#### TRECHO DA PÁGINA
....

2 de set. de 2009

Desde quando internet é igual a rádio e tevê?

Completamente despropositada a proposta votada na Comissão do Senado nesta quarta-feira, 2, sobre o uso da internet em campanhas eleitorais. O projeto de lei segue para o Plenário na próxima semana.

As regras limitam o jornalismo digital: portais, sites de notícias e blogs estarão proibidos de emitir opinião. As charges serão vetadas e ao menos dois terços dos candidatos terão de ser convidados a participar de qualquer debate.

Há, pelo menos, dois erros crassos na redação do artigo 45 que integra o projeto de reforma eleitoral:

1) internet não é igual a rádio e tevê
2) definição de comunidades

Isso leva à seguinte conclusão: quem elaborou o texto desconhece o que é a cultura de rede.

Uma das recomendações é que só vale propaganda eleitoral em comunidades. Só há um porém: faltou explicar o que é comunidade e quais comunidades estão liberadas. Orkut é comunidade? Facebook é comunidade? Twitter é comunidade? You Tube é comunidade? Qual é a diferença entre comunidade e rede social?

....

#### TAREFAS
1 – No texto sobre a internet nas campanhas eleitorais, reescreva em forma de lista o parágrafo que começa com "As regras limitam o jornalismo digital", mantendo os fatos principais.
2 – Devolva, sem nenhuma alteração, a parte do texto sobre a internet nas campanhas eleitorais que vai de "Desde quando internet" até "de qualquer debate.", inclusive.

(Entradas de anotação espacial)
....

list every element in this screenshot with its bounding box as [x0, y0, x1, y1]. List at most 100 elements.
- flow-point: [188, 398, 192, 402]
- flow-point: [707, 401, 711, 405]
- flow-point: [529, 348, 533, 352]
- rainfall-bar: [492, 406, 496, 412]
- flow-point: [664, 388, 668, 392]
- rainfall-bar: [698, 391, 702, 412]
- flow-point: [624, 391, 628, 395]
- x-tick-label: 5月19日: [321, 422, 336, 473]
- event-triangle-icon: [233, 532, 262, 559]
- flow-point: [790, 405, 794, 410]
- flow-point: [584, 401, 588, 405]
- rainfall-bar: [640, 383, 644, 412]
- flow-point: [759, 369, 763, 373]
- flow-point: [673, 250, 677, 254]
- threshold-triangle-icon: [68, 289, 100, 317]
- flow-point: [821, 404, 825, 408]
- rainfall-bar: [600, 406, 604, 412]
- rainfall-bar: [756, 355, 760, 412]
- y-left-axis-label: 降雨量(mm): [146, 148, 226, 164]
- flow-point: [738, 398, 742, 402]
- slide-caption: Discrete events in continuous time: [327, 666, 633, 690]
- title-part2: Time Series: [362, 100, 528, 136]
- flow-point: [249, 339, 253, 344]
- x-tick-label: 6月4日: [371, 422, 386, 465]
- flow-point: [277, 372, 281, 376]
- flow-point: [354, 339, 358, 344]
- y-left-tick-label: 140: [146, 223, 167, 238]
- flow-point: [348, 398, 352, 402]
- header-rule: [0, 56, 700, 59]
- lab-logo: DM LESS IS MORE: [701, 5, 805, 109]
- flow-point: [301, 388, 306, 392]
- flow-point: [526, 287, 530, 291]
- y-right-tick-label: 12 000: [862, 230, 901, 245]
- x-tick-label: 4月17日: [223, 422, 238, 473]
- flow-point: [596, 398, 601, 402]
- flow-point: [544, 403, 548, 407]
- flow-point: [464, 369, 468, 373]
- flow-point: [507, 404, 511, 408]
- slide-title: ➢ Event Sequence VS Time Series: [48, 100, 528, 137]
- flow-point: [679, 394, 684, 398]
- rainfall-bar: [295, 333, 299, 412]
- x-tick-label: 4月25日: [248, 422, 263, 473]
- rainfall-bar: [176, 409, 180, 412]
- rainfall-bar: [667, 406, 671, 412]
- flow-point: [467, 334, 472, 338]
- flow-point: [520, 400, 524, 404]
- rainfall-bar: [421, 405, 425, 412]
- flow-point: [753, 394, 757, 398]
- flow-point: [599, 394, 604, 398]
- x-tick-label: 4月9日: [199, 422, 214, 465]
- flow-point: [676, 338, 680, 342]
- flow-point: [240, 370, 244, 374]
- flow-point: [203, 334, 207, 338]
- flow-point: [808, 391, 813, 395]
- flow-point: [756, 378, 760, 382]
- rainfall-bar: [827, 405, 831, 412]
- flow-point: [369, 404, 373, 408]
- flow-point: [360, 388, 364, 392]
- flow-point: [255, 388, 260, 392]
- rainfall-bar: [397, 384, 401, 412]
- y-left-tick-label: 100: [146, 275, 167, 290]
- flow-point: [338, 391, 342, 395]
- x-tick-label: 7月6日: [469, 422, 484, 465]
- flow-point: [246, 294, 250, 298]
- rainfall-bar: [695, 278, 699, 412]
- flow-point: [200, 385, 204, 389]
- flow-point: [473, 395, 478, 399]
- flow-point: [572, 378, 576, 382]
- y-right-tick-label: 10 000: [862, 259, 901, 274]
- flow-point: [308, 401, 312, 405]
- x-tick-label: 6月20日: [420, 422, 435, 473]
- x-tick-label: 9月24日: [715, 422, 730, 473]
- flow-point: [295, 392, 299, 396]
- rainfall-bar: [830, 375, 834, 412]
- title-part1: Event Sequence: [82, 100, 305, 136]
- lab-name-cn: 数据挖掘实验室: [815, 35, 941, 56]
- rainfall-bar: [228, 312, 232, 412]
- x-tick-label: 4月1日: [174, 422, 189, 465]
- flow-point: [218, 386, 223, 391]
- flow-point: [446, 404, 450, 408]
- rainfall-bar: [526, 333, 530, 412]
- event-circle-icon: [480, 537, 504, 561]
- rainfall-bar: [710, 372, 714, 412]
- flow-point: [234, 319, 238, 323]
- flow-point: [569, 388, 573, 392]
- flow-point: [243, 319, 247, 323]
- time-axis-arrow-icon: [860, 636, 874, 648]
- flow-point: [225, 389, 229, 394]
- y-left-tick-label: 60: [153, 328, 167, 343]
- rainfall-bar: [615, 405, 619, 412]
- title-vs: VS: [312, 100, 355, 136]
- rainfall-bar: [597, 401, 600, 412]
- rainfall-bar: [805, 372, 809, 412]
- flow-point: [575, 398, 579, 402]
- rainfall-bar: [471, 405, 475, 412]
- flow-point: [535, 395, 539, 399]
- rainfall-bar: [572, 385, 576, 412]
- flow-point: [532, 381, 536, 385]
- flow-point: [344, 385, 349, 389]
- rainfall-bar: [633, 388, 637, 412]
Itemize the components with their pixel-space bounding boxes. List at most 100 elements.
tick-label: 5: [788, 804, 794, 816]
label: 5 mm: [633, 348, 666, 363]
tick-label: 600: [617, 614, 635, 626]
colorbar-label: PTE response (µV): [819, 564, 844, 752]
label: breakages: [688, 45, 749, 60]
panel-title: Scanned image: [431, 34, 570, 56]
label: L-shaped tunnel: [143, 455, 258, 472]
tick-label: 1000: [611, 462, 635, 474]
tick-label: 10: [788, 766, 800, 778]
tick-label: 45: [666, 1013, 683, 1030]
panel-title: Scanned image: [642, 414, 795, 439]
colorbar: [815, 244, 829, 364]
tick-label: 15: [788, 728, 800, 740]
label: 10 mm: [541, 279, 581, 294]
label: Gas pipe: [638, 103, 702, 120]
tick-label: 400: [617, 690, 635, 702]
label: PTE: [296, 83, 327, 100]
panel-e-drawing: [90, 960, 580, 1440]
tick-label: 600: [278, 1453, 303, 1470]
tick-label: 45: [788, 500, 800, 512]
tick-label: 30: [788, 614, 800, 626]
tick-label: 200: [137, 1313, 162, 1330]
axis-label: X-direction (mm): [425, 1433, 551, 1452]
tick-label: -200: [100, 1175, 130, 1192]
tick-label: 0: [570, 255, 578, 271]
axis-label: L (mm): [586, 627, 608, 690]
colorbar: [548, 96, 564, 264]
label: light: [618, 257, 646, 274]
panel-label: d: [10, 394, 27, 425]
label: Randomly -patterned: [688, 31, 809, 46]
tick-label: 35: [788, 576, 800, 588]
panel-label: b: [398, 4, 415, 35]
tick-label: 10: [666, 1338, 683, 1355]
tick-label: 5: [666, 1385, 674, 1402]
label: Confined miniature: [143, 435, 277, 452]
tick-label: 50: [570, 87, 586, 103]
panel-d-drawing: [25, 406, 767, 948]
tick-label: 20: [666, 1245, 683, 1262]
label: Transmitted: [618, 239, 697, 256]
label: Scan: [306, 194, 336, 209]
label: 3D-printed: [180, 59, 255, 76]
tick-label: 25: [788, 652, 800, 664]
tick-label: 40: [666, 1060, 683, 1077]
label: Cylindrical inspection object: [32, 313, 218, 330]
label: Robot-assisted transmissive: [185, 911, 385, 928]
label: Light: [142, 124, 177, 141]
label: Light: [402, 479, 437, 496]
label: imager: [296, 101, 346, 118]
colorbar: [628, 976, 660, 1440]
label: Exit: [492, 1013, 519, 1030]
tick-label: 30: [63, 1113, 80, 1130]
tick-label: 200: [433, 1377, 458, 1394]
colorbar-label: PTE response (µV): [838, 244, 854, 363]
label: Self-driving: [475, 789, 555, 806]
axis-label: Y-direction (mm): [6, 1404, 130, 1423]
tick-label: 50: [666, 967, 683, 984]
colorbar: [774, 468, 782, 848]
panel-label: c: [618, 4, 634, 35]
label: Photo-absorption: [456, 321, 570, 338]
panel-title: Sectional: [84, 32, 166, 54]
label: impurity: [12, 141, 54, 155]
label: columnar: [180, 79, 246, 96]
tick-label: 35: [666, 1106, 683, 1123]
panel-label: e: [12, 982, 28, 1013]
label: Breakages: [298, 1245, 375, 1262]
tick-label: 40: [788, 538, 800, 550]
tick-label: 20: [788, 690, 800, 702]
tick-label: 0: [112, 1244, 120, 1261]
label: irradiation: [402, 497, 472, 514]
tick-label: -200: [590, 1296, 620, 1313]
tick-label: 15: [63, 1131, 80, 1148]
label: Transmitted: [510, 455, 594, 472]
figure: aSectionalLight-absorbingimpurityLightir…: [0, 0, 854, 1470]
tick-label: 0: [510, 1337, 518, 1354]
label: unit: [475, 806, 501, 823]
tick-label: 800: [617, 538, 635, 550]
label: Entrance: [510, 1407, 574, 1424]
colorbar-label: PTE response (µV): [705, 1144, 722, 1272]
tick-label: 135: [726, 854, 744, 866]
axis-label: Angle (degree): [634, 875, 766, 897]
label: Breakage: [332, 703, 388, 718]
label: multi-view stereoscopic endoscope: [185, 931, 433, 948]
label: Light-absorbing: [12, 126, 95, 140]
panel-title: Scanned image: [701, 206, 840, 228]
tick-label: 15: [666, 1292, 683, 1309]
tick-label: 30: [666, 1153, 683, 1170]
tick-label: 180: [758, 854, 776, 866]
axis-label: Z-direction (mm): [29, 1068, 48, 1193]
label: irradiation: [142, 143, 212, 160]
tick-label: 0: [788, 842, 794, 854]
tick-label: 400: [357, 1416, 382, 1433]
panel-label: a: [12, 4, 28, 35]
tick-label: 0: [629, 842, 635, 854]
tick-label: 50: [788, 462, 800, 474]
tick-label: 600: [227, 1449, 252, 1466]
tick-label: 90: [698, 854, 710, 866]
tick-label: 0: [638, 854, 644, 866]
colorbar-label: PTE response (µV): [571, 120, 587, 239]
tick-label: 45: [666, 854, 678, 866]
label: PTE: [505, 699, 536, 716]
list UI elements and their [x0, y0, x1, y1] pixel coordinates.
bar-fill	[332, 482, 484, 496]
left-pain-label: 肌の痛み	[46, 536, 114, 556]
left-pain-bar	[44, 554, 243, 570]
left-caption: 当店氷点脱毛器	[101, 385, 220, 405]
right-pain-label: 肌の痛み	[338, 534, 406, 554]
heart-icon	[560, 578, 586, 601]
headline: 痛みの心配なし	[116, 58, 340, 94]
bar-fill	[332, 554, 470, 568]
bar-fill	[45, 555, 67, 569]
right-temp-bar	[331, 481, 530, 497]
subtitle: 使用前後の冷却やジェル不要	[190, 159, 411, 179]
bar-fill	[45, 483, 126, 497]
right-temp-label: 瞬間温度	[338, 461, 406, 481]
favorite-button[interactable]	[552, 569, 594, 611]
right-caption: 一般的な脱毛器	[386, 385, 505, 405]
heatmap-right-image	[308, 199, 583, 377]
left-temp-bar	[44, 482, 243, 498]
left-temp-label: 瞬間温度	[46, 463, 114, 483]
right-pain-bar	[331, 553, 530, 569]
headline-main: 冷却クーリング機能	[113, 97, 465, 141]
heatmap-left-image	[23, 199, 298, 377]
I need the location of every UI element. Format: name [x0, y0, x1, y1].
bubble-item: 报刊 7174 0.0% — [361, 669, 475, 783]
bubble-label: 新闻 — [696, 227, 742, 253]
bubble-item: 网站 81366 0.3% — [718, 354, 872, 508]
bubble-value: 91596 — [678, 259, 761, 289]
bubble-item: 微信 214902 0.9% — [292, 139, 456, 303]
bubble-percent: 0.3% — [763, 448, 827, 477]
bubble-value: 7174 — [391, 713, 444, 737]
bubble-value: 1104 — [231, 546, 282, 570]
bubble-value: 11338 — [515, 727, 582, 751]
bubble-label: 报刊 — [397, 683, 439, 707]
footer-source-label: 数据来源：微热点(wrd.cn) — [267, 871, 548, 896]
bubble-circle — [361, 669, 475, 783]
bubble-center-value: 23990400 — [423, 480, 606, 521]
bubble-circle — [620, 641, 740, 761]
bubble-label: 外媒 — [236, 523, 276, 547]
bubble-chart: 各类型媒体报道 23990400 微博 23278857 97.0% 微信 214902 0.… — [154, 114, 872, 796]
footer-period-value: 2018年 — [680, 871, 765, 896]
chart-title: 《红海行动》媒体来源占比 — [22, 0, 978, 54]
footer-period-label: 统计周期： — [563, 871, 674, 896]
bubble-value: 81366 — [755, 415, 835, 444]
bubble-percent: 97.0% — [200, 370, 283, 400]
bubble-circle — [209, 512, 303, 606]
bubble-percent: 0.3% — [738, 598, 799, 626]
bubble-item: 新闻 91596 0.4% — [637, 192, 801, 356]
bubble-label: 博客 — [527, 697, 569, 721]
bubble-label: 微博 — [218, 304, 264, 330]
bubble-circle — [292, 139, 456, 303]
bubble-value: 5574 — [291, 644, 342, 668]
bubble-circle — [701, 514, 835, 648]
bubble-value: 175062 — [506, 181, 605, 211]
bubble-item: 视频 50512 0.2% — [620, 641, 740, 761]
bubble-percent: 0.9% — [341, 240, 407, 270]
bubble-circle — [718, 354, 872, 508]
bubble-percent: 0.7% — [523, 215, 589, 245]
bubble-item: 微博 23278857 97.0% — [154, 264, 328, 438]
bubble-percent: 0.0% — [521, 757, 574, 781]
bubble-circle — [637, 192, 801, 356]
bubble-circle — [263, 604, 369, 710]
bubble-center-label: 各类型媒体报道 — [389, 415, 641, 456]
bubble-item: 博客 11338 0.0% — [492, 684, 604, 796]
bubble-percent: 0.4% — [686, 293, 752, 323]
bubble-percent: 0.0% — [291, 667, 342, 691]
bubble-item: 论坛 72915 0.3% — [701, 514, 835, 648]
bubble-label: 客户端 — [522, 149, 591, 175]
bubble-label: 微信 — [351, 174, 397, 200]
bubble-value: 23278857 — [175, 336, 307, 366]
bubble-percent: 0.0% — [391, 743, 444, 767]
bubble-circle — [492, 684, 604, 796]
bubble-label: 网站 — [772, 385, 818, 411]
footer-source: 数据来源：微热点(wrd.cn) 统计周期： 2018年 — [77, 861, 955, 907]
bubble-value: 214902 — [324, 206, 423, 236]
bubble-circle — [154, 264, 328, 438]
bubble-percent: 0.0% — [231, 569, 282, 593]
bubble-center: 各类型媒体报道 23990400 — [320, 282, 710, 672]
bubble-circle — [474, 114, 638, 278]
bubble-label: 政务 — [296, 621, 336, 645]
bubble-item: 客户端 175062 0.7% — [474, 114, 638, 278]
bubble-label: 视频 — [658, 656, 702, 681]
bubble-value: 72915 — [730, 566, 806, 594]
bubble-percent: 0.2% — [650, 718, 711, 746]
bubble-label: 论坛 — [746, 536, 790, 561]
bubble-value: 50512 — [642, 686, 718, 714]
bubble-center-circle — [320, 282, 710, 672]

....

#### RESULTADOS DO EXERCÍCIO
1 –
As regras limitam o jornalismo digital:
- Portais, sites de notícias e blogs estarão proibidos de emitir opinião.
- As charges serão vetadas.
- Ao menos dois terços dos candidatos terão de ser convidados para qualquer debate.

2 –
Desde quando internet é igual a rádio e tevê?

Completamente despropositada a proposta votada na Comissão do Senado nesta quarta-feira, 2, sobre o uso da internet em campanhas eleitorais. O projeto de lei segue para o Plenário na próxima semana.

As regras limitam o jornalismo digital: portais, sites de notícias e blogs estarão proibidos de emitir opinião. As charges serão vetadas e ao menos dois terços dos candidatos terão de ser convidados a participar de qualquer debate.